--- start SUPPLIED ENTRIES ---

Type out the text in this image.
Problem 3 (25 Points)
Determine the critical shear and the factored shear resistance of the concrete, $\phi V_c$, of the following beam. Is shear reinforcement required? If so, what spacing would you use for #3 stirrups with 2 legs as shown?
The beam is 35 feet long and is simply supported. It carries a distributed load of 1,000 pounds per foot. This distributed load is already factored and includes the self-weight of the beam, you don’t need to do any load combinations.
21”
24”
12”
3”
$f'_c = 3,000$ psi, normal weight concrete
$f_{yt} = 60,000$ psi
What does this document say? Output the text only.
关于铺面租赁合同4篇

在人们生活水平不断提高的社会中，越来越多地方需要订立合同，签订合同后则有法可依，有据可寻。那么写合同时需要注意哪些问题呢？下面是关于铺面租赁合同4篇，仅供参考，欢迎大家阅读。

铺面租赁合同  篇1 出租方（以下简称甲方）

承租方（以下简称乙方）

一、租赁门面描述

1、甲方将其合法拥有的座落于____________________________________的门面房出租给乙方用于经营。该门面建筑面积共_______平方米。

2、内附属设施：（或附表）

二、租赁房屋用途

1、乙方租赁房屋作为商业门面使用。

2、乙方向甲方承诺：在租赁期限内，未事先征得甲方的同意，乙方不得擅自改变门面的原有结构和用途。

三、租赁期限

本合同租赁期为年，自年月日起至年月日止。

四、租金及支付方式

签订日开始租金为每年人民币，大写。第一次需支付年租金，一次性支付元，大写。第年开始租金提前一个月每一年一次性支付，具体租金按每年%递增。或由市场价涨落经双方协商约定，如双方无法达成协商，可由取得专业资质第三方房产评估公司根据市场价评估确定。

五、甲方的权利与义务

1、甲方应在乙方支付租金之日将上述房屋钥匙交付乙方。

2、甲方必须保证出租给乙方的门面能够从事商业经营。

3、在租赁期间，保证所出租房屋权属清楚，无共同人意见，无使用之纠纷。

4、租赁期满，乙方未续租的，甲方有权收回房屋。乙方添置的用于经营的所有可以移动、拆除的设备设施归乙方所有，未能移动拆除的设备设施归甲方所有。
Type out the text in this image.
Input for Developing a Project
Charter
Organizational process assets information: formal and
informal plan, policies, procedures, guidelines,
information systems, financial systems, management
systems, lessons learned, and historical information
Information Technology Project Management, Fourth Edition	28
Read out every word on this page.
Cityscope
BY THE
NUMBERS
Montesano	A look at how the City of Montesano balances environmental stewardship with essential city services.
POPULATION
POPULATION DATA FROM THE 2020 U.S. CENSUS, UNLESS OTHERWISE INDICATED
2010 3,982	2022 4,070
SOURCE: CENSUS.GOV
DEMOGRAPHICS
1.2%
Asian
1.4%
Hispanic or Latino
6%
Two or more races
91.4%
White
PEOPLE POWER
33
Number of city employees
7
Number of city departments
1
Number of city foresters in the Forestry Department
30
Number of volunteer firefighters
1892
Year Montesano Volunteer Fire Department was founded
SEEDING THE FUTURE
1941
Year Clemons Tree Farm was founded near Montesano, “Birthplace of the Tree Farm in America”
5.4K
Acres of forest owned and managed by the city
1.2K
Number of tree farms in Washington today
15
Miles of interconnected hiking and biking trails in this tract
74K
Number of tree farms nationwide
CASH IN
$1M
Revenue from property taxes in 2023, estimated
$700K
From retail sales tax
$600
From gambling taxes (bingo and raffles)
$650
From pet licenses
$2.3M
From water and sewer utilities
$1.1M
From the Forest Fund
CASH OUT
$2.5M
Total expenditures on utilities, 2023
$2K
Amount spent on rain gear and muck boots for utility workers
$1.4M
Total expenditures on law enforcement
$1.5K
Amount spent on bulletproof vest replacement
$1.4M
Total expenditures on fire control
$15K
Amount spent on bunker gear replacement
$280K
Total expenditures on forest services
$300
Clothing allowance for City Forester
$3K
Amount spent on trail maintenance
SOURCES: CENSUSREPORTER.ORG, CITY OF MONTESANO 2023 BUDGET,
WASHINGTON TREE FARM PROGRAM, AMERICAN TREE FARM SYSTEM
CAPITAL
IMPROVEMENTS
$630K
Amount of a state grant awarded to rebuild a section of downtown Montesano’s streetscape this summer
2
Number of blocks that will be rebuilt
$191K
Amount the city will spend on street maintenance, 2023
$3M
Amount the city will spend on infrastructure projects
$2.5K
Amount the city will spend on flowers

--- end SUPPLIED ENTRIES ---

→ **STATED EXERCISE**:
Please reproduce the entire listing, exactly as shown.

→ **FULL OUTPUT**:
Type out the text in this image.
Problem 3 (25 Points)
Determine the critical shear and the factored shear resistance of the concrete, $\phi V_c$, of the following beam. Is shear reinforcement required? If so, what spacing would you use for #3 stirrups with 2 legs as shown?
The beam is 35 feet long and is simply supported. It carries a distributed load of 1,000 pounds per foot. This distributed load is already factored and includes the self-weight of the beam, you don’t need to do any load combinations.
21”
24”
12”
3”
$f'_c = 3,000$ psi, normal weight concrete
$f_{yt} = 60,000$ psi
What does this document say? Output the text only.
关于铺面租赁合同4篇

在人们生活水平不断提高的社会中，越来越多地方需要订立合同，签订合同后则有法可依，有据可寻。那么写合同时需要注意哪些问题呢？下面是关于铺面租赁合同4篇，仅供参考，欢迎大家阅读。

铺面租赁合同  篇1 出租方（以下简称甲方）

承租方（以下简称乙方）

一、租赁门面描述

1、甲方将其合法拥有的座落于____________________________________的门面房出租给乙方用于经营。该门面建筑面积共_______平方米。

2、内附属设施：（或附表）

二、租赁房屋用途

1、乙方租赁房屋作为商业门面使用。

2、乙方向甲方承诺：在租赁期限内，未事先征得甲方的同意，乙方不得擅自改变门面的原有结构和用途。

三、租赁期限

本合同租赁期为年，自年月日起至年月日止。

四、租金及支付方式

签订日开始租金为每年人民币，大写。第一次需支付年租金，一次性支付元，大写。第年开始租金提前一个月每一年一次性支付，具体租金按每年%递增。或由市场价涨落经双方协商约定，如双方无法达成协商，可由取得专业资质第三方房产评估公司根据市场价评估确定。

五、甲方的权利与义务

1、甲方应在乙方支付租金之日将上述房屋钥匙交付乙方。

2、甲方必须保证出租给乙方的门面能够从事商业经营。

3、在租赁期间，保证所出租房屋权属清楚，无共同人意见，无使用之纠纷。

4、租赁期满，乙方未续租的，甲方有权收回房屋。乙方添置的用于经营的所有可以移动、拆除的设备设施归乙方所有，未能移动拆除的设备设施归甲方所有。
Type out the text in this image.
Input for Developing a Project
Charter
Organizational process assets information: formal and
informal plan, policies, procedures, guidelines,
information systems, financial systems, management
systems, lessons learned, and historical information
Information Technology Project Management, Fourth Edition	28
Read out every word on this page.
Cityscope
BY THE
NUMBERS
Montesano	A look at how the City of Montesano balances environmental stewardship with essential city services.
POPULATION
POPULATION DATA FROM THE 2020 U.S. CENSUS, UNLESS OTHERWISE INDICATED
2010 3,982	2022 4,070
SOURCE: CENSUS.GOV
DEMOGRAPHICS
1.2%
Asian
1.4%
Hispanic or Latino
6%
Two or more races
91.4%
White
PEOPLE POWER
33
Number of city employees
7
Number of city departments
1
Number of city foresters in the Forestry Department
30
Number of volunteer firefighters
1892
Year Montesano Volunteer Fire Department was founded
SEEDING THE FUTURE
1941
Year Clemons Tree Farm was founded near Montesano, “Birthplace of the Tree Farm in America”
5.4K
Acres of forest owned and managed by the city
1.2K
Number of tree farms in Washington today
15
Miles of interconnected hiking and biking trails in this tract
74K
Number of tree farms nationwide
CASH IN
$1M
Revenue from property taxes in 2023, estimated
$700K
From retail sales tax
$600
From gambling taxes (bingo and raffles)
$650
From pet licenses
$2.3M
From water and sewer utilities
$1.1M
From the Forest Fund
CASH OUT
$2.5M
Total expenditures on utilities, 2023
$2K
Amount spent on rain gear and muck boots for utility workers
$1.4M
Total expenditures on law enforcement
$1.5K
Amount spent on bulletproof vest replacement
$1.4M
Total expenditures on fire control
$15K
Amount spent on bunker gear replacement
$280K
Total expenditures on forest services
$300
Clothing allowance for City Forester
$3K
Amount spent on trail maintenance
SOURCES: CENSUSREPORTER.ORG, CITY OF MONTESANO 2023 BUDGET,
WASHINGTON TREE FARM PROGRAM, AMERICAN TREE FARM SYSTEM
CAPITAL
IMPROVEMENTS
$630K
Amount of a state grant awarded to rebuild a section of downtown Montesano’s streetscape this summer
2
Number of blocks that will be rebuilt
$191K
Amount the city will spend on street maintenance, 2023
$3M
Amount the city will spend on infrastructure projects
$2.5K
Amount the city will spend on flowers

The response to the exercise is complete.